PROBLEM TO WORK ON
Scan the records for the string "Clerks"; copy each line where it occurs.

--- START ---

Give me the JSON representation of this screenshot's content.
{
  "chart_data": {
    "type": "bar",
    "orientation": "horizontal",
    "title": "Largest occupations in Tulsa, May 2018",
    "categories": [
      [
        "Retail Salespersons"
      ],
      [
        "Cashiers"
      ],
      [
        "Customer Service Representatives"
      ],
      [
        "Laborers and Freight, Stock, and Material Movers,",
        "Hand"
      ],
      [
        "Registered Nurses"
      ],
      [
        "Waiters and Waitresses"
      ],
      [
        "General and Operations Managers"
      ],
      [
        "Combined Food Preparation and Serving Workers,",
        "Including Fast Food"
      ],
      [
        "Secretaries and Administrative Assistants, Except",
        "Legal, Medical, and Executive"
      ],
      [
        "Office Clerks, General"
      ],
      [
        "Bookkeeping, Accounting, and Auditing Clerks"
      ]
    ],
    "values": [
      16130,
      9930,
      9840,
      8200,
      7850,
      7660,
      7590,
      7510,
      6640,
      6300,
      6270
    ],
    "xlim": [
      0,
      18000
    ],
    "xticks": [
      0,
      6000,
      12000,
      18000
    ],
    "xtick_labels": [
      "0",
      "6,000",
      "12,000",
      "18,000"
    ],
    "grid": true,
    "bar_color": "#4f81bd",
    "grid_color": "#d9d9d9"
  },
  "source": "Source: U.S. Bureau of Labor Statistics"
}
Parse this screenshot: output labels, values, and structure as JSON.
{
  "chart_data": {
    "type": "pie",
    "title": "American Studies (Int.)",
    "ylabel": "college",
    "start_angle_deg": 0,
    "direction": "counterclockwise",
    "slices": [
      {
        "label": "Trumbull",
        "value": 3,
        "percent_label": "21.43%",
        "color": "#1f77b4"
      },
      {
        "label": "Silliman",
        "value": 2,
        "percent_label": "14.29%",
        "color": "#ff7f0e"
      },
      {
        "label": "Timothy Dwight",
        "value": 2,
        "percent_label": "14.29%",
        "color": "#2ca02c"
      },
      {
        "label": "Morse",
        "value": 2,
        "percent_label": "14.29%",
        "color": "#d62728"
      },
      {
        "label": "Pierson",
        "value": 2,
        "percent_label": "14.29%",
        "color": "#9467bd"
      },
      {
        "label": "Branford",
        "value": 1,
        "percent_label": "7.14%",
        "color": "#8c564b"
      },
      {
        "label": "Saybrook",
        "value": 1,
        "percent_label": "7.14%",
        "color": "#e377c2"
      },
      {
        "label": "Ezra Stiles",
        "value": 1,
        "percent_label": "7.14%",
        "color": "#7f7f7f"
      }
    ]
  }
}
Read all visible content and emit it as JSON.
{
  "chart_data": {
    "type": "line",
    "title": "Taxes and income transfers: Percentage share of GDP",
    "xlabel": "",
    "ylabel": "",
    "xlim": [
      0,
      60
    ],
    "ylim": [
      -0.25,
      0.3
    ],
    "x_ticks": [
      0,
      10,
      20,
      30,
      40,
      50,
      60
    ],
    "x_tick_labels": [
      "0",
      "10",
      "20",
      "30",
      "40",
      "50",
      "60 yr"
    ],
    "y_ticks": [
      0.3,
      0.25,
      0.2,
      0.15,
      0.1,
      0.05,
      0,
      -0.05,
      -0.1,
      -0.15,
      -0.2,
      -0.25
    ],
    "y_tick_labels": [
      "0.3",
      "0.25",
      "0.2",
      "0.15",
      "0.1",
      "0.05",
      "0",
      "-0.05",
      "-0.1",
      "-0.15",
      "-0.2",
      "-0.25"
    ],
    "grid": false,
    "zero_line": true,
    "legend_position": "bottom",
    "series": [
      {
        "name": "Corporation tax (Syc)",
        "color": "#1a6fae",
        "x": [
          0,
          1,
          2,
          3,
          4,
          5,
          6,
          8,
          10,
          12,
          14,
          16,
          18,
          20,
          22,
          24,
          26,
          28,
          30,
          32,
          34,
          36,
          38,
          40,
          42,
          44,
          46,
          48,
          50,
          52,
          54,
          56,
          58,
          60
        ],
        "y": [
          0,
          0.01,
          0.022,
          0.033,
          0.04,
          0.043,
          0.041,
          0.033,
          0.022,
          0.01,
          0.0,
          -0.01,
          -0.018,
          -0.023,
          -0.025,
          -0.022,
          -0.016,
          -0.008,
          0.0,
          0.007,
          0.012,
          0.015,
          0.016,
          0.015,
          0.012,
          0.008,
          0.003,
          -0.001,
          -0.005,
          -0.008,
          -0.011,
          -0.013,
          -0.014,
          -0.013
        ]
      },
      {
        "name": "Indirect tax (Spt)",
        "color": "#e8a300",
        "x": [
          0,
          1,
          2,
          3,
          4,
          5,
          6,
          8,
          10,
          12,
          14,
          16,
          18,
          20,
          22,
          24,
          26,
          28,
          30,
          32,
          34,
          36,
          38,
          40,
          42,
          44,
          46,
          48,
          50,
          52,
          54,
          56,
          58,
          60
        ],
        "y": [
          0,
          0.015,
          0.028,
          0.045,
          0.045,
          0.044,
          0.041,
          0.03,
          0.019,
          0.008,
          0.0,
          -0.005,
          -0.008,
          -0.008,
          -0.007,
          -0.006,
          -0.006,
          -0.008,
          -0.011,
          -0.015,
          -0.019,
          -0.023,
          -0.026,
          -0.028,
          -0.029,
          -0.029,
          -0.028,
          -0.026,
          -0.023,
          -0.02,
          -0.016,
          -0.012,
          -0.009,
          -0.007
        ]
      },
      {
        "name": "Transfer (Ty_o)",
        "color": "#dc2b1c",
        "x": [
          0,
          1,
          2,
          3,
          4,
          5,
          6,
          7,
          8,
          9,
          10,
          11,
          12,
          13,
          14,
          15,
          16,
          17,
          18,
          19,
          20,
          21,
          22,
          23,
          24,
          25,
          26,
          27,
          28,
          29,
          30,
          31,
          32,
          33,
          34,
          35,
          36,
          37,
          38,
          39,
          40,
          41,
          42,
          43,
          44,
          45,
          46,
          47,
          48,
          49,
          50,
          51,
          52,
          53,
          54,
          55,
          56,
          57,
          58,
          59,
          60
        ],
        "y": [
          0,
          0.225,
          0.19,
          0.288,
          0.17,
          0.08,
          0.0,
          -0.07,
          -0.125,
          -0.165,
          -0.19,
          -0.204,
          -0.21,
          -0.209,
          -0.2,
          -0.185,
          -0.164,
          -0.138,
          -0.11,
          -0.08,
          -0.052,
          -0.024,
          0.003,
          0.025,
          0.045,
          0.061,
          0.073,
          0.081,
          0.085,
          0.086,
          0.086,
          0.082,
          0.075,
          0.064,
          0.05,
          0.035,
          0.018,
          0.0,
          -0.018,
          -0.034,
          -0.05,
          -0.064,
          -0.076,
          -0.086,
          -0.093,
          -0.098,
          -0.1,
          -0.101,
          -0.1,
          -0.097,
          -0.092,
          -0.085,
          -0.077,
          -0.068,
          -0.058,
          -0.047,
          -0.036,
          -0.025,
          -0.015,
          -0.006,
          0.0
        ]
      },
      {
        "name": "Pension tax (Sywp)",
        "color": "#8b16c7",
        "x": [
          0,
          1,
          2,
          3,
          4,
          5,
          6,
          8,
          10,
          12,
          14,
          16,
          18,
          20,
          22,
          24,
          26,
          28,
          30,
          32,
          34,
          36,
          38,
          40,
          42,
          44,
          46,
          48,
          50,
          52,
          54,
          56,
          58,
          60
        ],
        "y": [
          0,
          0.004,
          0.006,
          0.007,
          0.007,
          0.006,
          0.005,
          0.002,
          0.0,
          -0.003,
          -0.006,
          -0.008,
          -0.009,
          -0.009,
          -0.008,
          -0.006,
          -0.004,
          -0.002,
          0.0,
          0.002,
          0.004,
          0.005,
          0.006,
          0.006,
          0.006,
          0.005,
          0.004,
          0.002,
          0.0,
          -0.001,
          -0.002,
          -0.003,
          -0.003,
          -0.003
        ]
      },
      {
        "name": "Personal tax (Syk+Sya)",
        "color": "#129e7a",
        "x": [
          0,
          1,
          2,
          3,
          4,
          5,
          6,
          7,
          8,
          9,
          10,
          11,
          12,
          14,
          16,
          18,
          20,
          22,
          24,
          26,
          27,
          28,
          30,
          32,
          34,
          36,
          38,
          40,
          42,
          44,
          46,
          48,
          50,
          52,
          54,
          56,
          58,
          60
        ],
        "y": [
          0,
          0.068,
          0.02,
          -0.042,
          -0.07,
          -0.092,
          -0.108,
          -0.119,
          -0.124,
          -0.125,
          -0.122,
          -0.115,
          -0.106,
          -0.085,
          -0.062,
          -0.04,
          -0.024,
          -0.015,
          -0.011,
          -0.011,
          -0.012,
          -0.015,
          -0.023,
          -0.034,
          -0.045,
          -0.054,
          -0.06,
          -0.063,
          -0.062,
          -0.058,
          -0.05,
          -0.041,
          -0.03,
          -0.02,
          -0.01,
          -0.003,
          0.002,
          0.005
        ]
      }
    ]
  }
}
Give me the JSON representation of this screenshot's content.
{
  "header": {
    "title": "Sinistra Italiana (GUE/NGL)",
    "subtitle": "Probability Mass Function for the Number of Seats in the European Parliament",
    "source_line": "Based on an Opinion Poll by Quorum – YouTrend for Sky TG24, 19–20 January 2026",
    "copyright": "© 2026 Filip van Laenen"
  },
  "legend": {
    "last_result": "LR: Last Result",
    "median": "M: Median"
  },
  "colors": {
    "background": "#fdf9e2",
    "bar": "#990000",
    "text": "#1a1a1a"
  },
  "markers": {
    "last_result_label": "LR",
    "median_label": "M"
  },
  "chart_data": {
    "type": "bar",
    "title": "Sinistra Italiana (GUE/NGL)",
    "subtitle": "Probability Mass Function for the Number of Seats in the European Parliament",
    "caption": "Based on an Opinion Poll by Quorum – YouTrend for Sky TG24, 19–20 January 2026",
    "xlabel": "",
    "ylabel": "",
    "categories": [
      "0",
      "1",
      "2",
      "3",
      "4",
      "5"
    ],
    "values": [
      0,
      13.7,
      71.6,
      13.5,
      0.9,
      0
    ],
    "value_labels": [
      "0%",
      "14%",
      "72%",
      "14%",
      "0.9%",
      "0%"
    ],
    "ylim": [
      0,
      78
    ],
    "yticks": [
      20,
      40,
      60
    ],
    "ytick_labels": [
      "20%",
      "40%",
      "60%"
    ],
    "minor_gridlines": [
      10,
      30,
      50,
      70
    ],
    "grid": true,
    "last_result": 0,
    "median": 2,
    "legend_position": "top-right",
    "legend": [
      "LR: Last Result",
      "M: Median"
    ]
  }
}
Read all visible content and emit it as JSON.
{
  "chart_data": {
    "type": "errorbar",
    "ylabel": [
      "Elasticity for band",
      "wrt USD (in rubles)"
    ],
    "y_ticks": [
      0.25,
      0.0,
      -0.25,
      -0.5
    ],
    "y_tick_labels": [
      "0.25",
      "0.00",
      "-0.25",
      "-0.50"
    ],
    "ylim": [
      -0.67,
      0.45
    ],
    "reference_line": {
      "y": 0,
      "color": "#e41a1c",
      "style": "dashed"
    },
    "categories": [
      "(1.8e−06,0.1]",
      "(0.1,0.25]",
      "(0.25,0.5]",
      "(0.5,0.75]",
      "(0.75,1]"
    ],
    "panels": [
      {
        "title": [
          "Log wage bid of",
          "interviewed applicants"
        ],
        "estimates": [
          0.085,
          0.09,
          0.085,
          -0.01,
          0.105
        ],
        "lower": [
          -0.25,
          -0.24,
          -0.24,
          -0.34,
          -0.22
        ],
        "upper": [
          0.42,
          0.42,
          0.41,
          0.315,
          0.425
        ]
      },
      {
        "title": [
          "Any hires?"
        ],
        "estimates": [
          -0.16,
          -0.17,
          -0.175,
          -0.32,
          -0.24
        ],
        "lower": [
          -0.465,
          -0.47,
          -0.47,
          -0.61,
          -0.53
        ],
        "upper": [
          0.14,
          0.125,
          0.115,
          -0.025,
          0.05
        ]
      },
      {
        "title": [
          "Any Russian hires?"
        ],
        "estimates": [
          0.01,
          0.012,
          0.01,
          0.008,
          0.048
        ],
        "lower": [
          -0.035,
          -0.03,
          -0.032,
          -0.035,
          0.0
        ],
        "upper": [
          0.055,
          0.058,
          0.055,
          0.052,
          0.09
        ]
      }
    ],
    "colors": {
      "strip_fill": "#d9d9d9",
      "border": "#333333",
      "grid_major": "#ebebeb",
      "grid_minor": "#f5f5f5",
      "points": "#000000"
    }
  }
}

--- END ---

COMPLETE RESPONSE
        "Office Clerks, General"
        "Bookkeeping, Accounting, and Auditing Clerks"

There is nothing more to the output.